Pull each line containing "products" out of the data and copy it.

─── Extracted data

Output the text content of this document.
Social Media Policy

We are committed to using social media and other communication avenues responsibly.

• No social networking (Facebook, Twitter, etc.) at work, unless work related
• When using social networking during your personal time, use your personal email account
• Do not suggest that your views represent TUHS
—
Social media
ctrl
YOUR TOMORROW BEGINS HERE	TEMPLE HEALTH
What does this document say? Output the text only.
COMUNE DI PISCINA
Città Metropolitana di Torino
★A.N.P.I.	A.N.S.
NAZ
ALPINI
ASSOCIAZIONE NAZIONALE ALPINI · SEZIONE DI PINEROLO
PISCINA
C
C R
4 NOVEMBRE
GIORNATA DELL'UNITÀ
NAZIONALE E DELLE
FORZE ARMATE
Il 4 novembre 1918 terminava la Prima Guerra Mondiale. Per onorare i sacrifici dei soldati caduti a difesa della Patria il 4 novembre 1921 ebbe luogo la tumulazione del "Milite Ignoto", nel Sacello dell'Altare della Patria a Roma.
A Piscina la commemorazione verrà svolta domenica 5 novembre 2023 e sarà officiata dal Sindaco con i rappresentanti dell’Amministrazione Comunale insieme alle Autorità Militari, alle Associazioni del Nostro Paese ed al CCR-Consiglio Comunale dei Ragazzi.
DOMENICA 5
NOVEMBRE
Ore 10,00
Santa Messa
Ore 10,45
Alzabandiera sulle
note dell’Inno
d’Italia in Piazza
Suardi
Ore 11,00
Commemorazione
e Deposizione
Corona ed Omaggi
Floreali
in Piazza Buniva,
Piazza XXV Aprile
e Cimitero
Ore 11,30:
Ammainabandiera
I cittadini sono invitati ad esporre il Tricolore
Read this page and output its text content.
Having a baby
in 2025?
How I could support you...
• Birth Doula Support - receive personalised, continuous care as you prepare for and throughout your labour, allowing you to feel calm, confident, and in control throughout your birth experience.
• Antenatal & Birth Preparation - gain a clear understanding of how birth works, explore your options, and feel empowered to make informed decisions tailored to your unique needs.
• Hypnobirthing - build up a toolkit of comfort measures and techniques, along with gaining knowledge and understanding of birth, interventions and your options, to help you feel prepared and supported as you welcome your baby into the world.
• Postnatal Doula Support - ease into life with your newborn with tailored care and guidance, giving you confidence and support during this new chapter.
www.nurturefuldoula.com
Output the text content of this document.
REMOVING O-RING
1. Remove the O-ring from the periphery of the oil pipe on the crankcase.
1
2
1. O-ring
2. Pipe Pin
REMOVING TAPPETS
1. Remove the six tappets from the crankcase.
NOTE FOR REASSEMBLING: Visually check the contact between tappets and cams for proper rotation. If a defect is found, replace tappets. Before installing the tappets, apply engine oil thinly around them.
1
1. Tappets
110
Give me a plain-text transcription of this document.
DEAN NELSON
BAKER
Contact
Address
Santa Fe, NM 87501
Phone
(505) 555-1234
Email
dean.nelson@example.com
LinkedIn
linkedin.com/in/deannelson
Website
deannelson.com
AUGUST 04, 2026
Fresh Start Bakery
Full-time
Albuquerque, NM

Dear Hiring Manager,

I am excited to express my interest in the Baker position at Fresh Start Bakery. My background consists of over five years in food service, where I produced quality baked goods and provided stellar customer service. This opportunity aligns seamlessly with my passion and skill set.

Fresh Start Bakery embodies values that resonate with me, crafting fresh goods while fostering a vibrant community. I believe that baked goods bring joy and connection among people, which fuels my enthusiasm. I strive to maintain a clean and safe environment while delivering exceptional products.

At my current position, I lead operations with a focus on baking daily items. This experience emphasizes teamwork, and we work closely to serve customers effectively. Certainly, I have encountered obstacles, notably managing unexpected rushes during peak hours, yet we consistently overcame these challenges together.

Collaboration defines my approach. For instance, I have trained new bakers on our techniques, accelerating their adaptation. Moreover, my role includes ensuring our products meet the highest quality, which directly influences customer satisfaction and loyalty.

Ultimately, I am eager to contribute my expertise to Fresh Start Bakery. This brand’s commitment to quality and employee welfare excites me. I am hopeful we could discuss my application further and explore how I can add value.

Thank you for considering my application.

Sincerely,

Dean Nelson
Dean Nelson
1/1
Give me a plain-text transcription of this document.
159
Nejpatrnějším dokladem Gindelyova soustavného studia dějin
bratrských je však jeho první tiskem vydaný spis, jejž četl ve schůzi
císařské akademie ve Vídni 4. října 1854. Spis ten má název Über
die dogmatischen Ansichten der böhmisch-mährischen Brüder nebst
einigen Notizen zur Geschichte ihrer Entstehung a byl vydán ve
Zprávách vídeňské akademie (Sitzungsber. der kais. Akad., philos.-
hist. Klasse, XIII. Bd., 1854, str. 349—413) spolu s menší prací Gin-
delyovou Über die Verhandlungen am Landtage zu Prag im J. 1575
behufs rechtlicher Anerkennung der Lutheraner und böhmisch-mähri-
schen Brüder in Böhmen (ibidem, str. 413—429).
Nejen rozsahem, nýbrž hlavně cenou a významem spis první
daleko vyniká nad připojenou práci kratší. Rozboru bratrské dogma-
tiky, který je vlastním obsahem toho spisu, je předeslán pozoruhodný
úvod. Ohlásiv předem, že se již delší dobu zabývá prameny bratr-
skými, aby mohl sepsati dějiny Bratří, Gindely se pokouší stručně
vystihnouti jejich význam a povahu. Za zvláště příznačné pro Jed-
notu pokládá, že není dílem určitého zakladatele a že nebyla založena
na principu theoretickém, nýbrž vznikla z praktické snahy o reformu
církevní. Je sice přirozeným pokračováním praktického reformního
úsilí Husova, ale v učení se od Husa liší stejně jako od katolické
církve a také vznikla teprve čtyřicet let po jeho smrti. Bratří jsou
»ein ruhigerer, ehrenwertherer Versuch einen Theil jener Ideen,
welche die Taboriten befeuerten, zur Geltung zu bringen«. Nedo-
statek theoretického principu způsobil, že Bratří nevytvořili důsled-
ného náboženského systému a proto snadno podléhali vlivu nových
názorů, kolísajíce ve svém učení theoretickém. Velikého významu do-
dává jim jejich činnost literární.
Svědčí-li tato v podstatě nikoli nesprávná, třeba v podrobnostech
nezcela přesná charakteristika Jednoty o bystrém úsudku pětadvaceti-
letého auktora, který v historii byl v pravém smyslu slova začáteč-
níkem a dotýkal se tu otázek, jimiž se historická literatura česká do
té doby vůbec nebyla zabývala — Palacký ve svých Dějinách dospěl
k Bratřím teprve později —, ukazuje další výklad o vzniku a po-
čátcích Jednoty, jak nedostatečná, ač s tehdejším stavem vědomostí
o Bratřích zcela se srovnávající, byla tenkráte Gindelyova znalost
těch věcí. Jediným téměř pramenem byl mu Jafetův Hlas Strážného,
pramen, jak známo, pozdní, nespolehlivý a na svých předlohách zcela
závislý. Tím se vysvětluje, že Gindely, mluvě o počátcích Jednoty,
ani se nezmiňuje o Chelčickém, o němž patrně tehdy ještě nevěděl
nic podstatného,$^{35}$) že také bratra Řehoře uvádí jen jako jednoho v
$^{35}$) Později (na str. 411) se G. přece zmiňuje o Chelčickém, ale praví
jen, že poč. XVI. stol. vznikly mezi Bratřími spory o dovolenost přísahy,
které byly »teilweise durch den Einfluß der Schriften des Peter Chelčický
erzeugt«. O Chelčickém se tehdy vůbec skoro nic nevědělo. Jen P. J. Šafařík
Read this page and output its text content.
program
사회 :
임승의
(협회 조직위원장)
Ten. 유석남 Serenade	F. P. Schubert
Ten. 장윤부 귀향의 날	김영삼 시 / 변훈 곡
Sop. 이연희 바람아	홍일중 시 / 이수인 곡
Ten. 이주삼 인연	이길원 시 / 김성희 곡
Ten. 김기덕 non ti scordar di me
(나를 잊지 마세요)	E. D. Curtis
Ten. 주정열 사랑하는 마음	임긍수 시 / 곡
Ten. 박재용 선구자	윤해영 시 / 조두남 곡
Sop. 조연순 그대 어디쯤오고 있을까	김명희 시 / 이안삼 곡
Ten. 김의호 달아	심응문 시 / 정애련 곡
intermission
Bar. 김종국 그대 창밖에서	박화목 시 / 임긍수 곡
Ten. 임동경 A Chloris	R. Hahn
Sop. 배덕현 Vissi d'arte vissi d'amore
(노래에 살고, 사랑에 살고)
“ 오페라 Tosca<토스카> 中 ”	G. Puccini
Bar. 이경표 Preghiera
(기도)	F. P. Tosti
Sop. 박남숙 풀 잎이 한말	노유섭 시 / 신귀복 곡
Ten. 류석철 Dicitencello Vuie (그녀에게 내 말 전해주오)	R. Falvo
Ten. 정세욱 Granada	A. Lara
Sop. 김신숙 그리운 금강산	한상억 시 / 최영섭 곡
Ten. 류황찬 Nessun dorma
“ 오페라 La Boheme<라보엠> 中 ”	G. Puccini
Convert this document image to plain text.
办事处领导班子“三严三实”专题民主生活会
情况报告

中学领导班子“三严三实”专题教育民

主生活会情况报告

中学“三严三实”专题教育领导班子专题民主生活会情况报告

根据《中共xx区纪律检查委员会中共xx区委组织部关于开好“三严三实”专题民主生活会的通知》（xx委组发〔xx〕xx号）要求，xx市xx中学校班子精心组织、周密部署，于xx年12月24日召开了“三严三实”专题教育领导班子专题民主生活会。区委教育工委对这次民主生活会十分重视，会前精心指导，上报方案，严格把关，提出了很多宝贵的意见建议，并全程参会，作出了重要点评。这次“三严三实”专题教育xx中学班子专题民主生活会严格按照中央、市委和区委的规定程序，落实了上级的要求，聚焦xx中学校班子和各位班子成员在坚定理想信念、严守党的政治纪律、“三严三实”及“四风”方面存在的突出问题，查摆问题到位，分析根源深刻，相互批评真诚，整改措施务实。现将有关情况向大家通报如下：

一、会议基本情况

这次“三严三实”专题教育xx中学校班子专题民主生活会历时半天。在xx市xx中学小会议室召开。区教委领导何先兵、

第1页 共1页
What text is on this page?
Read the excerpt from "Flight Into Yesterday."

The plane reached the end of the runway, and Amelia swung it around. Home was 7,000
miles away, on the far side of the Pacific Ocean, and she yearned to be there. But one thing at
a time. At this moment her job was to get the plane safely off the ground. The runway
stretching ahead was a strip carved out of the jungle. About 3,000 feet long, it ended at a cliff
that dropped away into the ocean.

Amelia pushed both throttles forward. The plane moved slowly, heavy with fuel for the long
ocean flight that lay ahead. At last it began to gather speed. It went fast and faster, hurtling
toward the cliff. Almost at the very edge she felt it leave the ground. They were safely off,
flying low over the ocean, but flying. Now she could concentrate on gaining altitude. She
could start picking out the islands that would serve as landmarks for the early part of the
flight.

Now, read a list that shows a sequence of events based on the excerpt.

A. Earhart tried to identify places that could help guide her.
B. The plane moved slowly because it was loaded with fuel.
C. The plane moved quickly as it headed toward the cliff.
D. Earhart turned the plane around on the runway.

──────

Solution for this task:
Fresh Start Bakery embodies values that resonate with me, crafting fresh goods while fostering a vibrant community. I believe that baked goods bring joy and connection among people, which fuels my enthusiasm. I strive to maintain a clean and safe environment while delivering exceptional products.
Collaboration defines my approach. For instance, I have trained new bakers on our techniques, accelerating their adaptation. Moreover, my role includes ensuring our products meet the highest quality, which directly influences customer satisfaction and loyalty.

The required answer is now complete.